(Data listing)
################
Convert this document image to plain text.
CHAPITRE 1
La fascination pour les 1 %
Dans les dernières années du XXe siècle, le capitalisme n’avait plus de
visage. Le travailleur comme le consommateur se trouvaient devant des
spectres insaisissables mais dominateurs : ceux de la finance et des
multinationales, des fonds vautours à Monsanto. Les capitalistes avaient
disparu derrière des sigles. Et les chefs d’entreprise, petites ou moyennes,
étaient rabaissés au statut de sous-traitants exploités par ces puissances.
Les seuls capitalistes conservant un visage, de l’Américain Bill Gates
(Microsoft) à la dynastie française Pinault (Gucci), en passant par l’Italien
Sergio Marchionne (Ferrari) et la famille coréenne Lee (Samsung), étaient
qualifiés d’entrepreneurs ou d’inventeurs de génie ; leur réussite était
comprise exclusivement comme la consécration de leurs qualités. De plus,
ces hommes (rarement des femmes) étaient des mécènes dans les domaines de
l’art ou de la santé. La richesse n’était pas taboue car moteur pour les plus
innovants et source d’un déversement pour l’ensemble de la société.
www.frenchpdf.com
################
**Your objective:** Write out each line of the data above again, exactly as given.

**Output below:**
Convert this document image to plain text.
CHAPITRE 1
La fascination pour les 1 %
Dans les dernières années du XXe siècle, le capitalisme n’avait plus de
visage. Le travailleur comme le consommateur se trouvaient devant des
spectres insaisissables mais dominateurs : ceux de la finance et des
multinationales, des fonds vautours à Monsanto. Les capitalistes avaient
disparu derrière des sigles. Et les chefs d’entreprise, petites ou moyennes,
étaient rabaissés au statut de sous-traitants exploités par ces puissances.
Les seuls capitalistes conservant un visage, de l’Américain Bill Gates
(Microsoft) à la dynastie française Pinault (Gucci), en passant par l’Italien
Sergio Marchionne (Ferrari) et la famille coréenne Lee (Samsung), étaient
qualifiés d’entrepreneurs ou d’inventeurs de génie ; leur réussite était
comprise exclusivement comme la consécration de leurs qualités. De plus,
ces hommes (rarement des femmes) étaient des mécènes dans les domaines de
l’art ou de la santé. La richesse n’était pas taboue car moteur pour les plus
innovants et source d’un déversement pour l’ensemble de la société.
www.frenchpdf.com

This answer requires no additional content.